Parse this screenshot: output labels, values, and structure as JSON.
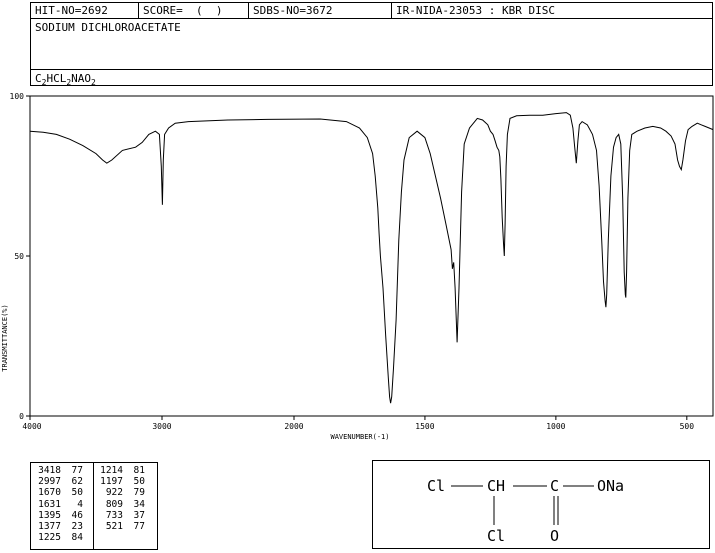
{
  "header": {
    "hit_no": "HIT-NO=2692",
    "score": "SCORE=  (  )",
    "sdbs_no": "SDBS-NO=3672",
    "ir": "IR-NIDA-23053 : KBR DISC",
    "compound_name": "SODIUM DICHLOROACETATE",
    "formula_parts": [
      "C",
      "2",
      "HCL",
      "2",
      "NAO",
      "2"
    ]
  },
  "chart_data": {
    "type": "line",
    "xlabel": "WAVENUMBER(-1)",
    "ylabel": "TRANSMITTANCE(%)",
    "xlim": [
      4000,
      400
    ],
    "ylim": [
      0,
      100
    ],
    "x_ticks": [
      4000,
      3000,
      2000,
      1500,
      1000,
      500
    ],
    "y_ticks": [
      0,
      50,
      100
    ],
    "grid": false,
    "series": [
      {
        "points": [
          [
            4000,
            89
          ],
          [
            3900,
            88.7
          ],
          [
            3800,
            88
          ],
          [
            3700,
            86.5
          ],
          [
            3600,
            84.5
          ],
          [
            3500,
            82
          ],
          [
            3450,
            80
          ],
          [
            3418,
            79
          ],
          [
            3380,
            80
          ],
          [
            3300,
            83
          ],
          [
            3200,
            84
          ],
          [
            3150,
            85.5
          ],
          [
            3100,
            88
          ],
          [
            3050,
            89
          ],
          [
            3020,
            88
          ],
          [
            3005,
            78
          ],
          [
            2997,
            66
          ],
          [
            2990,
            80
          ],
          [
            2980,
            88
          ],
          [
            2950,
            90
          ],
          [
            2900,
            91.5
          ],
          [
            2800,
            92
          ],
          [
            2500,
            92.5
          ],
          [
            2200,
            92.7
          ],
          [
            1900,
            92.8
          ],
          [
            1800,
            92
          ],
          [
            1750,
            90
          ],
          [
            1720,
            87
          ],
          [
            1700,
            82
          ],
          [
            1690,
            75
          ],
          [
            1680,
            65
          ],
          [
            1675,
            57
          ],
          [
            1670,
            50
          ],
          [
            1660,
            40
          ],
          [
            1650,
            25
          ],
          [
            1640,
            12
          ],
          [
            1635,
            6
          ],
          [
            1631,
            4
          ],
          [
            1627,
            6
          ],
          [
            1620,
            15
          ],
          [
            1610,
            30
          ],
          [
            1600,
            55
          ],
          [
            1590,
            70
          ],
          [
            1580,
            80
          ],
          [
            1560,
            87
          ],
          [
            1530,
            89
          ],
          [
            1500,
            87
          ],
          [
            1480,
            82
          ],
          [
            1460,
            75
          ],
          [
            1440,
            68
          ],
          [
            1420,
            60
          ],
          [
            1400,
            52
          ],
          [
            1395,
            46
          ],
          [
            1390,
            48
          ],
          [
            1385,
            40
          ],
          [
            1377,
            23
          ],
          [
            1370,
            40
          ],
          [
            1360,
            70
          ],
          [
            1350,
            85
          ],
          [
            1330,
            90
          ],
          [
            1300,
            93
          ],
          [
            1280,
            92.5
          ],
          [
            1260,
            91
          ],
          [
            1250,
            89
          ],
          [
            1240,
            88
          ],
          [
            1232,
            86
          ],
          [
            1225,
            84
          ],
          [
            1218,
            83
          ],
          [
            1214,
            81
          ],
          [
            1210,
            74
          ],
          [
            1205,
            62
          ],
          [
            1200,
            54
          ],
          [
            1197,
            50
          ],
          [
            1194,
            60
          ],
          [
            1190,
            78
          ],
          [
            1185,
            88
          ],
          [
            1175,
            93
          ],
          [
            1150,
            93.8
          ],
          [
            1100,
            94
          ],
          [
            1050,
            94
          ],
          [
            1000,
            94.5
          ],
          [
            960,
            94.8
          ],
          [
            945,
            94
          ],
          [
            935,
            90
          ],
          [
            928,
            84
          ],
          [
            922,
            79
          ],
          [
            916,
            86
          ],
          [
            910,
            91
          ],
          [
            900,
            92
          ],
          [
            880,
            91
          ],
          [
            860,
            88
          ],
          [
            845,
            83
          ],
          [
            835,
            72
          ],
          [
            825,
            55
          ],
          [
            818,
            42
          ],
          [
            812,
            36
          ],
          [
            809,
            34
          ],
          [
            806,
            38
          ],
          [
            800,
            55
          ],
          [
            790,
            75
          ],
          [
            780,
            84
          ],
          [
            770,
            87
          ],
          [
            760,
            88
          ],
          [
            752,
            85
          ],
          [
            745,
            68
          ],
          [
            739,
            45
          ],
          [
            735,
            38
          ],
          [
            733,
            37
          ],
          [
            730,
            45
          ],
          [
            725,
            68
          ],
          [
            718,
            83
          ],
          [
            710,
            88
          ],
          [
            690,
            89
          ],
          [
            660,
            90
          ],
          [
            630,
            90.5
          ],
          [
            600,
            90
          ],
          [
            580,
            89
          ],
          [
            560,
            87.5
          ],
          [
            545,
            85
          ],
          [
            535,
            80
          ],
          [
            528,
            78
          ],
          [
            521,
            77
          ],
          [
            515,
            80
          ],
          [
            505,
            86
          ],
          [
            495,
            89.5
          ],
          [
            480,
            90.5
          ],
          [
            460,
            91.5
          ],
          [
            445,
            91
          ],
          [
            430,
            90.5
          ],
          [
            415,
            90
          ],
          [
            400,
            89.5
          ]
        ]
      }
    ]
  },
  "peak_table": {
    "left": [
      [
        "3418",
        "77"
      ],
      [
        "2997",
        "62"
      ],
      [
        "1670",
        "50"
      ],
      [
        "1631",
        "4"
      ],
      [
        "1395",
        "46"
      ],
      [
        "1377",
        "23"
      ],
      [
        "1225",
        "84"
      ]
    ],
    "right": [
      [
        "1214",
        "81"
      ],
      [
        "1197",
        "50"
      ],
      [
        "922",
        "79"
      ],
      [
        "809",
        "34"
      ],
      [
        "733",
        "37"
      ],
      [
        "521",
        "77"
      ]
    ]
  },
  "structure": {
    "cl_top": "Cl",
    "ch": "CH",
    "c": "C",
    "ona": "ONa",
    "cl_bottom": "Cl",
    "o": "O"
  }
}
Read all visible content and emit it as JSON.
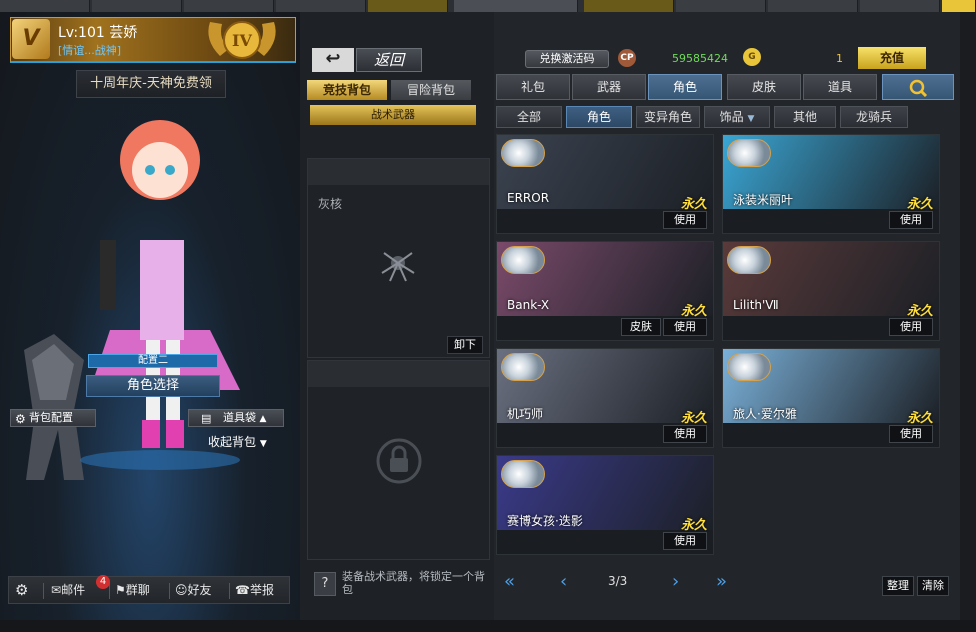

+ + + + + + +

=== DIRECTIVE ===
From the material above, copy everything exactly but the pictures.

=== TASK ANSWER ===
Parse this screenshot: output labels, values, and structure as JSON.
{
  "header": {
    "hit_no": "HIT-NO=2692",
    "score": "SCORE=  (  )",
    "sdbs_no": "SDBS-NO=3672",
    "ir": "IR-NIDA-23053 : KBR DISC",
    "compound_name": "SODIUM DICHLOROACETATE",
    "formula_parts": [
      "C",
      "2",
      "HCL",
      "2",
      "NAO",
      "2"
    ]
  },
  "chart_data": {
    "type": "line",
    "xlabel": "WAVENUMBER(-1)",
    "ylabel": "TRANSMITTANCE(%)",
    "xlim": [
      4000,
      400
    ],
    "ylim": [
      0,
      100
    ],
    "x_ticks": [
      4000,
      3000,
      2000,
      1500,
      1000,
      500
    ],
    "y_ticks": [
      0,
      50,
      100
    ],
    "grid": false,
    "series": [
      {
        "points": [
          [
            4000,
            89
          ],
          [
            3900,
            88.7
          ],
          [
            3800,
            88
          ],
          [
            3700,
            86.5
          ],
          [
            3600,
            84.5
          ],
          [
            3500,
            82
          ],
          [
            3450,
            80
          ],
          [
            3418,
            79
          ],
          [
            3380,
            80
          ],
          [
            3300,
            83
          ],
          [
            3200,
            84
          ],
          [
            3150,
            85.5
          ],
          [
            3100,
            88
          ],
          [
            3050,
            89
          ],
          [
            3020,
            88
          ],
          [
            3005,
            78
          ],
          [
            2997,
            66
          ],
          [
            2990,
            80
          ],
          [
            2980,
            88
          ],
          [
            2950,
            90
          ],
          [
            2900,
            91.5
          ],
          [
            2800,
            92
          ],
          [
            2500,
            92.5
          ],
          [
            2200,
            92.7
          ],
          [
            1900,
            92.8
          ],
          [
            1800,
            92
          ],
          [
            1750,
            90
          ],
          [
            1720,
            87
          ],
          [
            1700,
            82
          ],
          [
            1690,
            75
          ],
          [
            1680,
            65
          ],
          [
            1675,
            57
          ],
          [
            1670,
            50
          ],
          [
            1660,
            40
          ],
          [
            1650,
            25
          ],
          [
            1640,
            12
          ],
          [
            1635,
            6
          ],
          [
            1631,
            4
          ],
          [
            1627,
            6
          ],
          [
            1620,
            15
          ],
          [
            1610,
            30
          ],
          [
            1600,
            55
          ],
          [
            1590,
            70
          ],
          [
            1580,
            80
          ],
          [
            1560,
            87
          ],
          [
            1530,
            89
          ],
          [
            1500,
            87
          ],
          [
            1480,
            82
          ],
          [
            1460,
            75
          ],
          [
            1440,
            68
          ],
          [
            1420,
            60
          ],
          [
            1400,
            52
          ],
          [
            1395,
            46
          ],
          [
            1390,
            48
          ],
          [
            1385,
            40
          ],
          [
            1377,
            23
          ],
          [
            1370,
            40
          ],
          [
            1360,
            70
          ],
          [
            1350,
            85
          ],
          [
            1330,
            90
          ],
          [
            1300,
            93
          ],
          [
            1280,
            92.5
          ],
          [
            1260,
            91
          ],
          [
            1250,
            89
          ],
          [
            1240,
            88
          ],
          [
            1232,
            86
          ],
          [
            1225,
            84
          ],
          [
            1218,
            83
          ],
          [
            1214,
            81
          ],
          [
            1210,
            74
          ],
          [
            1205,
            62
          ],
          [
            1200,
            54
          ],
          [
            1197,
            50
          ],
          [
            1194,
            60
          ],
          [
            1190,
            78
          ],
          [
            1185,
            88
          ],
          [
            1175,
            93
          ],
          [
            1150,
            93.8
          ],
          [
            1100,
            94
          ],
          [
            1050,
            94
          ],
          [
            1000,
            94.5
          ],
          [
            960,
            94.8
          ],
          [
            945,
            94
          ],
          [
            935,
            90
          ],
          [
            928,
            84
          ],
          [
            922,
            79
          ],
          [
            916,
            86
          ],
          [
            910,
            91
          ],
          [
            900,
            92
          ],
          [
            880,
            91
          ],
          [
            860,
            88
          ],
          [
            845,
            83
          ],
          [
            835,
            72
          ],
          [
            825,
            55
          ],
          [
            818,
            42
          ],
          [
            812,
            36
          ],
          [
            809,
            34
          ],
          [
            806,
            38
          ],
          [
            800,
            55
          ],
          [
            790,
            75
          ],
          [
            780,
            84
          ],
          [
            770,
            87
          ],
          [
            760,
            88
          ],
          [
            752,
            85
          ],
          [
            745,
            68
          ],
          [
            739,
            45
          ],
          [
            735,
            38
          ],
          [
            733,
            37
          ],
          [
            730,
            45
          ],
          [
            725,
            68
          ],
          [
            718,
            83
          ],
          [
            710,
            88
          ],
          [
            690,
            89
          ],
          [
            660,
            90
          ],
          [
            630,
            90.5
          ],
          [
            600,
            90
          ],
          [
            580,
            89
          ],
          [
            560,
            87.5
          ],
          [
            545,
            85
          ],
          [
            535,
            80
          ],
          [
            528,
            78
          ],
          [
            521,
            77
          ],
          [
            515,
            80
          ],
          [
            505,
            86
          ],
          [
            495,
            89.5
          ],
          [
            480,
            90.5
          ],
          [
            460,
            91.5
          ],
          [
            445,
            91
          ],
          [
            430,
            90.5
          ],
          [
            415,
            90
          ],
          [
            400,
            89.5
          ]
        ]
      }
    ]
  },
  "peak_table": {
    "left": [
      [
        "3418",
        "77"
      ],
      [
        "2997",
        "62"
      ],
      [
        "1670",
        "50"
      ],
      [
        "1631",
        "4"
      ],
      [
        "1395",
        "46"
      ],
      [
        "1377",
        "23"
      ],
      [
        "1225",
        "84"
      ]
    ],
    "right": [
      [
        "1214",
        "81"
      ],
      [
        "1197",
        "50"
      ],
      [
        "922",
        "79"
      ],
      [
        "809",
        "34"
      ],
      [
        "733",
        "37"
      ],
      [
        "521",
        "77"
      ]
    ]
  },
  "structure": {
    "cl_top": "Cl",
    "ch": "CH",
    "c": "C",
    "ona": "ONa",
    "cl_bottom": "Cl",
    "o": "O"
  }
}
Read all visible content and emit it as JSON.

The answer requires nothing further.